* [SET EXERCISE]
Your task is to transcribe the records exactly, skipping every image.

* [RECORDS PROVIDED]
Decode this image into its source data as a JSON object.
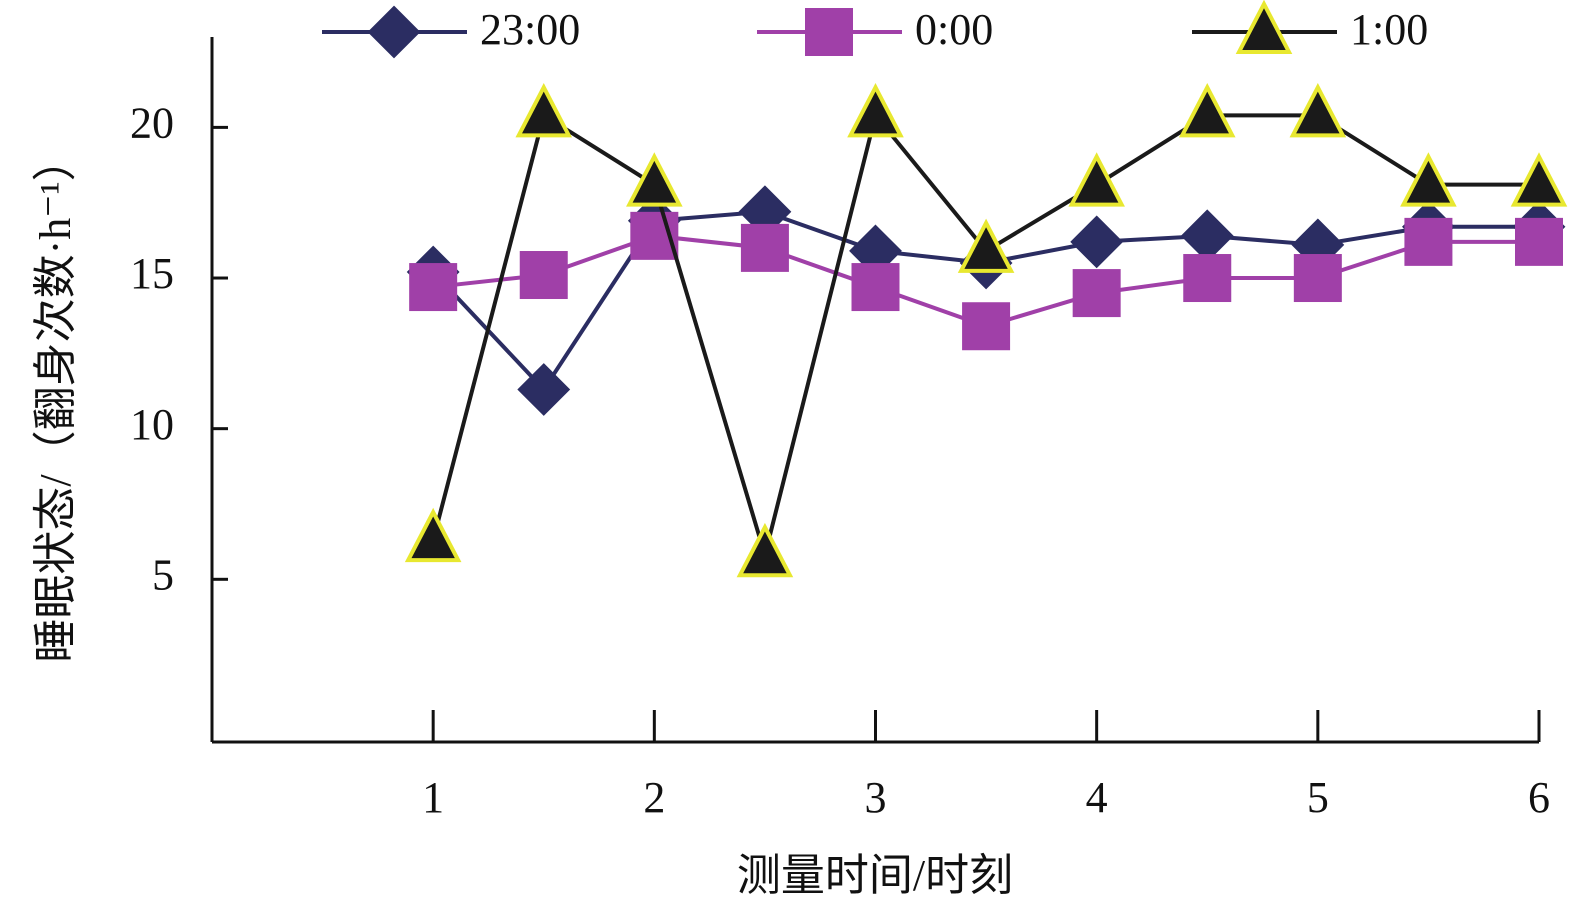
{
  "chart_data": {
    "type": "line",
    "x_label": "测量时间/时刻",
    "y_label": "睡眠状态/（翻身次数·h⁻¹）",
    "x": [
      1,
      1.5,
      2,
      2.5,
      3,
      3.5,
      4,
      4.5,
      5,
      5.5,
      6
    ],
    "xlim": [
      0,
      6
    ],
    "xticks": [
      1,
      2,
      3,
      4,
      5,
      6
    ],
    "ylim": [
      -0.4,
      23
    ],
    "yticks": [
      5,
      10,
      15,
      20
    ],
    "legend": "top",
    "series": [
      {
        "name": "23:00",
        "color": "#2b2d62",
        "marker": "diamond",
        "values": [
          15.2,
          11.3,
          16.9,
          17.2,
          15.9,
          15.5,
          16.2,
          16.4,
          16.1,
          16.7,
          16.7
        ]
      },
      {
        "name": "0:00",
        "color": "#a040a8",
        "marker": "square",
        "values": [
          14.7,
          15.1,
          16.4,
          16.0,
          14.7,
          13.4,
          14.5,
          15.0,
          15.0,
          16.2,
          16.2
        ]
      },
      {
        "name": "1:00",
        "color": "#1a1a1a",
        "marker": "triangle",
        "marker_edge": "#e8e830",
        "values": [
          6.3,
          20.4,
          18.1,
          5.8,
          20.4,
          15.9,
          18.1,
          20.4,
          20.4,
          18.1,
          18.1
        ]
      }
    ]
  }
}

* [FINISHED EXERCISE]
Decode this image into its source data as a JSON object.
{
  "chart_data": {
    "type": "line",
    "x_label": "测量时间/时刻",
    "y_label": "睡眠状态/（翻身次数·h⁻¹）",
    "x": [
      1,
      1.5,
      2,
      2.5,
      3,
      3.5,
      4,
      4.5,
      5,
      5.5,
      6
    ],
    "xlim": [
      0,
      6
    ],
    "xticks": [
      1,
      2,
      3,
      4,
      5,
      6
    ],
    "ylim": [
      -0.4,
      23
    ],
    "yticks": [
      5,
      10,
      15,
      20
    ],
    "legend": "top",
    "series": [
      {
        "name": "23:00",
        "color": "#2b2d62",
        "marker": "diamond",
        "values": [
          15.2,
          11.3,
          16.9,
          17.2,
          15.9,
          15.5,
          16.2,
          16.4,
          16.1,
          16.7,
          16.7
        ]
      },
      {
        "name": "0:00",
        "color": "#a040a8",
        "marker": "square",
        "values": [
          14.7,
          15.1,
          16.4,
          16.0,
          14.7,
          13.4,
          14.5,
          15.0,
          15.0,
          16.2,
          16.2
        ]
      },
      {
        "name": "1:00",
        "color": "#1a1a1a",
        "marker": "triangle",
        "marker_edge": "#e8e830",
        "values": [
          6.3,
          20.4,
          18.1,
          5.8,
          20.4,
          15.9,
          18.1,
          20.4,
          20.4,
          18.1,
          18.1
        ]
      }
    ]
  }
}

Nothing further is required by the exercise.